PROVIDED DATA =>
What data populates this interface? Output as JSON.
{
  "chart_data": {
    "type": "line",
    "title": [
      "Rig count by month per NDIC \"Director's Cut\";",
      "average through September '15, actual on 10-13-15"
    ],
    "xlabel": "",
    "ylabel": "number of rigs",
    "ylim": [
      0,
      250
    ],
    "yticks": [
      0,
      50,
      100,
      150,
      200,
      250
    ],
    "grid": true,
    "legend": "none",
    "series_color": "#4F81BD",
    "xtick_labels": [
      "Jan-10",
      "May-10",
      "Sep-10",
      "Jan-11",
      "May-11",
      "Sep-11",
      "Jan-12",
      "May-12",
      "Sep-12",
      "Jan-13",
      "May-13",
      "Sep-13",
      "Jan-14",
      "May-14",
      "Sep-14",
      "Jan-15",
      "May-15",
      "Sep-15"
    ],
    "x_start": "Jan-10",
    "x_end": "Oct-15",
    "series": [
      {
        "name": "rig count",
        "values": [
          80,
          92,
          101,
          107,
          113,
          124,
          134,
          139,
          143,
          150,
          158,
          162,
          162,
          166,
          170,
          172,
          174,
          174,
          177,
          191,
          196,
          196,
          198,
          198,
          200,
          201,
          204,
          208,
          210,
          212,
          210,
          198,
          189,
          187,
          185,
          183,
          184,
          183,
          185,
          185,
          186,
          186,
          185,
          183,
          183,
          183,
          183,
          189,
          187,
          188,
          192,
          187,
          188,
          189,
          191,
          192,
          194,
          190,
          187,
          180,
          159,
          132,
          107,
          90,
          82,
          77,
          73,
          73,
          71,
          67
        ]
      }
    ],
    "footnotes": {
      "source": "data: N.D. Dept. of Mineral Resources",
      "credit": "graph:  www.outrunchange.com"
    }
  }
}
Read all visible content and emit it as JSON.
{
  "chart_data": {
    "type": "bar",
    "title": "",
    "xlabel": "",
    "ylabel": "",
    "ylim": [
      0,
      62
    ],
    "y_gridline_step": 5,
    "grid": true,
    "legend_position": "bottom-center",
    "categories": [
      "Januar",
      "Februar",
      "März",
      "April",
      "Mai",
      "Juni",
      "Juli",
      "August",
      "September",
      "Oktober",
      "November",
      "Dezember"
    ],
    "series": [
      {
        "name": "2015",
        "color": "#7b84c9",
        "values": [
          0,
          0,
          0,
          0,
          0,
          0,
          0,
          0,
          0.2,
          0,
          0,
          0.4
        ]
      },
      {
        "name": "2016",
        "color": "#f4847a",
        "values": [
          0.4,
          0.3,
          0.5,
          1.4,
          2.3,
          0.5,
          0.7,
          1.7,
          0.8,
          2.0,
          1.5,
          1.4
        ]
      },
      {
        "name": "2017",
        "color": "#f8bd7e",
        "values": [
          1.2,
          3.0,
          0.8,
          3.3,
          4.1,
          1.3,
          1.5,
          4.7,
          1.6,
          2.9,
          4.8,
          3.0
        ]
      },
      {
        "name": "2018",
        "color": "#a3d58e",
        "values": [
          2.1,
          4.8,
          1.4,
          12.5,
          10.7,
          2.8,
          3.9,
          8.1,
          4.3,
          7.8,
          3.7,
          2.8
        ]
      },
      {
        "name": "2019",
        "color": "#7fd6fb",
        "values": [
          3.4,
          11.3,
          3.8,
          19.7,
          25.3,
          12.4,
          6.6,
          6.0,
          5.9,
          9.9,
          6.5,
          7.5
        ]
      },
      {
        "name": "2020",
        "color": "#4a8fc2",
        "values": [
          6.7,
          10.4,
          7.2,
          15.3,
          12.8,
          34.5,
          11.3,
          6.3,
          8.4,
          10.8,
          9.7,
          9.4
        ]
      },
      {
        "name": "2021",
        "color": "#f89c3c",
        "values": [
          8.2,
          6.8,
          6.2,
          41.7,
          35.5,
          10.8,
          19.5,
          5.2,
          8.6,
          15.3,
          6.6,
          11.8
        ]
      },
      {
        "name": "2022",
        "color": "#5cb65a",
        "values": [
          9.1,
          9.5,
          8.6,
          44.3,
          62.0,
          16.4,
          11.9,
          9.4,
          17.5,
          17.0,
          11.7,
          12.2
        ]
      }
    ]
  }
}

EXERCISE PROMPT =>
Repeat the records above exactly as they appear.

SOLUTION TO THE PROBLEM =>
What data populates this interface? Output as JSON.
{
  "chart_data": {
    "type": "line",
    "title": [
      "Rig count by month per NDIC \"Director's Cut\";",
      "average through September '15, actual on 10-13-15"
    ],
    "xlabel": "",
    "ylabel": "number of rigs",
    "ylim": [
      0,
      250
    ],
    "yticks": [
      0,
      50,
      100,
      150,
      200,
      250
    ],
    "grid": true,
    "legend": "none",
    "series_color": "#4F81BD",
    "xtick_labels": [
      "Jan-10",
      "May-10",
      "Sep-10",
      "Jan-11",
      "May-11",
      "Sep-11",
      "Jan-12",
      "May-12",
      "Sep-12",
      "Jan-13",
      "May-13",
      "Sep-13",
      "Jan-14",
      "May-14",
      "Sep-14",
      "Jan-15",
      "May-15",
      "Sep-15"
    ],
    "x_start": "Jan-10",
    "x_end": "Oct-15",
    "series": [
      {
        "name": "rig count",
        "values": [
          80,
          92,
          101,
          107,
          113,
          124,
          134,
          139,
          143,
          150,
          158,
          162,
          162,
          166,
          170,
          172,
          174,
          174,
          177,
          191,
          196,
          196,
          198,
          198,
          200,
          201,
          204,
          208,
          210,
          212,
          210,
          198,
          189,
          187,
          185,
          183,
          184,
          183,
          185,
          185,
          186,
          186,
          185,
          183,
          183,
          183,
          183,
          189,
          187,
          188,
          192,
          187,
          188,
          189,
          191,
          192,
          194,
          190,
          187,
          180,
          159,
          132,
          107,
          90,
          82,
          77,
          73,
          73,
          71,
          67
        ]
      }
    ],
    "footnotes": {
      "source": "data: N.D. Dept. of Mineral Resources",
      "credit": "graph:  www.outrunchange.com"
    }
  }
}
Read all visible content and emit it as JSON.
{
  "chart_data": {
    "type": "bar",
    "title": "",
    "xlabel": "",
    "ylabel": "",
    "ylim": [
      0,
      62
    ],
    "y_gridline_step": 5,
    "grid": true,
    "legend_position": "bottom-center",
    "categories": [
      "Januar",
      "Februar",
      "März",
      "April",
      "Mai",
      "Juni",
      "Juli",
      "August",
      "September",
      "Oktober",
      "November",
      "Dezember"
    ],
    "series": [
      {
        "name": "2015",
        "color": "#7b84c9",
        "values": [
          0,
          0,
          0,
          0,
          0,
          0,
          0,
          0,
          0.2,
          0,
          0,
          0.4
        ]
      },
      {
        "name": "2016",
        "color": "#f4847a",
        "values": [
          0.4,
          0.3,
          0.5,
          1.4,
          2.3,
          0.5,
          0.7,
          1.7,
          0.8,
          2.0,
          1.5,
          1.4
        ]
      },
      {
        "name": "2017",
        "color": "#f8bd7e",
        "values": [
          1.2,
          3.0,
          0.8,
          3.3,
          4.1,
          1.3,
          1.5,
          4.7,
          1.6,
          2.9,
          4.8,
          3.0
        ]
      },
      {
        "name": "2018",
        "color": "#a3d58e",
        "values": [
          2.1,
          4.8,
          1.4,
          12.5,
          10.7,
          2.8,
          3.9,
          8.1,
          4.3,
          7.8,
          3.7,
          2.8
        ]
      },
      {
        "name": "2019",
        "color": "#7fd6fb",
        "values": [
          3.4,
          11.3,
          3.8,
          19.7,
          25.3,
          12.4,
          6.6,
          6.0,
          5.9,
          9.9,
          6.5,
          7.5
        ]
      },
      {
        "name": "2020",
        "color": "#4a8fc2",
        "values": [
          6.7,
          10.4,
          7.2,
          15.3,
          12.8,
          34.5,
          11.3,
          6.3,
          8.4,
          10.8,
          9.7,
          9.4
        ]
      },
      {
        "name": "2021",
        "color": "#f89c3c",
        "values": [
          8.2,
          6.8,
          6.2,
          41.7,
          35.5,
          10.8,
          19.5,
          5.2,
          8.6,
          15.3,
          6.6,
          11.8
        ]
      },
      {
        "name": "2022",
        "color": "#5cb65a",
        "values": [
          9.1,
          9.5,
          8.6,
          44.3,
          62.0,
          16.4,
          11.9,
          9.4,
          17.5,
          17.0,
          11.7,
          12.2
        ]
      }
    ]
  }
}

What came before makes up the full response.